*Data listing*
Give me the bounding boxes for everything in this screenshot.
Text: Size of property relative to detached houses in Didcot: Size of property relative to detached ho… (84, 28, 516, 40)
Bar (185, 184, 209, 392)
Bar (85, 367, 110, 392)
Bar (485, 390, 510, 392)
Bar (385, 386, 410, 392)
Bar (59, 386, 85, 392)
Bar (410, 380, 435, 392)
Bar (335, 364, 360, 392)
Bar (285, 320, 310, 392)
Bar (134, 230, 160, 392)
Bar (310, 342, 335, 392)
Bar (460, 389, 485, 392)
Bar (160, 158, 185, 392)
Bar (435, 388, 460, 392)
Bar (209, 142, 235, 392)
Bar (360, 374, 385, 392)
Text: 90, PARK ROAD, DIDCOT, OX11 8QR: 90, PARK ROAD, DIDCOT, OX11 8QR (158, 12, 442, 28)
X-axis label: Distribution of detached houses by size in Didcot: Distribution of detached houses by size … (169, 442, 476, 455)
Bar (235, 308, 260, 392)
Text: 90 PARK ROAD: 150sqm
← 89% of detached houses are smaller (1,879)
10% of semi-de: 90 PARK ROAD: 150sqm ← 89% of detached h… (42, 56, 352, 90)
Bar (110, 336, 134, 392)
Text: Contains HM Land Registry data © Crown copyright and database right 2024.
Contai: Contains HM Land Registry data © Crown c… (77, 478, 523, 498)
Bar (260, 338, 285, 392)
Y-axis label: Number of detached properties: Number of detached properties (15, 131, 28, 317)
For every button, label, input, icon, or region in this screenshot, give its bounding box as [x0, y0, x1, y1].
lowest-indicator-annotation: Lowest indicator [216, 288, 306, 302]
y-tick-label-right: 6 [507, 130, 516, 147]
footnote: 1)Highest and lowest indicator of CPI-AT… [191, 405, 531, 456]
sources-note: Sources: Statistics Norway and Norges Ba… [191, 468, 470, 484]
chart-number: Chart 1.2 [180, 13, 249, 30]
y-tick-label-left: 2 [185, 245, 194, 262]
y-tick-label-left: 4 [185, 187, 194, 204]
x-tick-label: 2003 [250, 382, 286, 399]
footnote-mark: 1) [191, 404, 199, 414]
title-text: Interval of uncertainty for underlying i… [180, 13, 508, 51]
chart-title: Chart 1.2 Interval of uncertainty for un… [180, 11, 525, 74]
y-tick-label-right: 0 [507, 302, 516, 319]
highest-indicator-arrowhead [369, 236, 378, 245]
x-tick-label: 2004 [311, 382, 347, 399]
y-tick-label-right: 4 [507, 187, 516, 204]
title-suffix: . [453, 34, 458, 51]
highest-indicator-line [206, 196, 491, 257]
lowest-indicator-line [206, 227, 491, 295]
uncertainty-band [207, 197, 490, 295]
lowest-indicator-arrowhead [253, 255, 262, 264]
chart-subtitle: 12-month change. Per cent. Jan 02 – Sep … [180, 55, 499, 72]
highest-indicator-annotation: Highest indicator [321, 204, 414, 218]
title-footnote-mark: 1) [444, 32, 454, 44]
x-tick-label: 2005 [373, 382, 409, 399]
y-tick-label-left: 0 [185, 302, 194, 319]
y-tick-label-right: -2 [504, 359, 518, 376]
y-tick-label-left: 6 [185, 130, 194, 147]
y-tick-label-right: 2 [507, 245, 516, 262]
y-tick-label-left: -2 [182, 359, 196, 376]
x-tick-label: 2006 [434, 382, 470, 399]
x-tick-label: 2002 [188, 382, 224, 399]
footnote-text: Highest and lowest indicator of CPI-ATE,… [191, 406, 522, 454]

*Instructions for the task*
Copy out every one of the lines above without changing anything in them.

*Task result*
Give me the bounding boxes for everything in this screenshot.
Text: Size of property relative to detached houses in Didcot: Size of property relative to detached ho… (84, 28, 516, 40)
Bar (185, 184, 209, 392)
Bar (85, 367, 110, 392)
Bar (485, 390, 510, 392)
Bar (385, 386, 410, 392)
Bar (59, 386, 85, 392)
Bar (410, 380, 435, 392)
Bar (335, 364, 360, 392)
Bar (285, 320, 310, 392)
Bar (134, 230, 160, 392)
Bar (310, 342, 335, 392)
Bar (460, 389, 485, 392)
Bar (160, 158, 185, 392)
Bar (435, 388, 460, 392)
Bar (209, 142, 235, 392)
Bar (360, 374, 385, 392)
Text: 90, PARK ROAD, DIDCOT, OX11 8QR: 90, PARK ROAD, DIDCOT, OX11 8QR (158, 12, 442, 28)
X-axis label: Distribution of detached houses by size in Didcot: Distribution of detached houses by size … (169, 442, 476, 455)
Bar (235, 308, 260, 392)
Text: 90 PARK ROAD: 150sqm
← 89% of detached houses are smaller (1,879)
10% of semi-de: 90 PARK ROAD: 150sqm ← 89% of detached h… (42, 56, 352, 90)
Bar (110, 336, 134, 392)
Text: Contains HM Land Registry data © Crown copyright and database right 2024.
Contai: Contains HM Land Registry data © Crown c… (77, 478, 523, 498)
Bar (260, 338, 285, 392)
Y-axis label: Number of detached properties: Number of detached properties (15, 131, 28, 317)
For every button, label, input, icon, or region in this screenshot, give its bounding box as [x0, y0, x1, y1].
lowest-indicator-annotation: Lowest indicator [216, 288, 306, 302]
y-tick-label-right: 6 [507, 130, 516, 147]
footnote: 1)Highest and lowest indicator of CPI-AT… [191, 405, 531, 456]
sources-note: Sources: Statistics Norway and Norges Ba… [191, 468, 470, 484]
chart-number: Chart 1.2 [180, 13, 249, 30]
y-tick-label-left: 2 [185, 245, 194, 262]
y-tick-label-left: 4 [185, 187, 194, 204]
x-tick-label: 2003 [250, 382, 286, 399]
footnote-mark: 1) [191, 404, 199, 414]
title-text: Interval of uncertainty for underlying i… [180, 13, 508, 51]
chart-title: Chart 1.2 Interval of uncertainty for un… [180, 11, 525, 74]
y-tick-label-right: 0 [507, 302, 516, 319]
highest-indicator-arrowhead [369, 236, 378, 245]
x-tick-label: 2004 [311, 382, 347, 399]
y-tick-label-right: 4 [507, 187, 516, 204]
title-suffix: . [453, 34, 458, 51]
highest-indicator-line [206, 196, 491, 257]
lowest-indicator-line [206, 227, 491, 295]
uncertainty-band [207, 197, 490, 295]
lowest-indicator-arrowhead [253, 255, 262, 264]
chart-subtitle: 12-month change. Per cent. Jan 02 – Sep … [180, 55, 499, 72]
highest-indicator-annotation: Highest indicator [321, 204, 414, 218]
title-footnote-mark: 1) [444, 32, 454, 44]
x-tick-label: 2005 [373, 382, 409, 399]
y-tick-label-left: 0 [185, 302, 194, 319]
y-tick-label-right: -2 [504, 359, 518, 376]
y-tick-label-left: 6 [185, 130, 194, 147]
y-tick-label-right: 2 [507, 245, 516, 262]
y-tick-label-left: -2 [182, 359, 196, 376]
x-tick-label: 2006 [434, 382, 470, 399]
x-tick-label: 2002 [188, 382, 224, 399]
footnote-text: Highest and lowest indicator of CPI-ATE,… [191, 406, 522, 454]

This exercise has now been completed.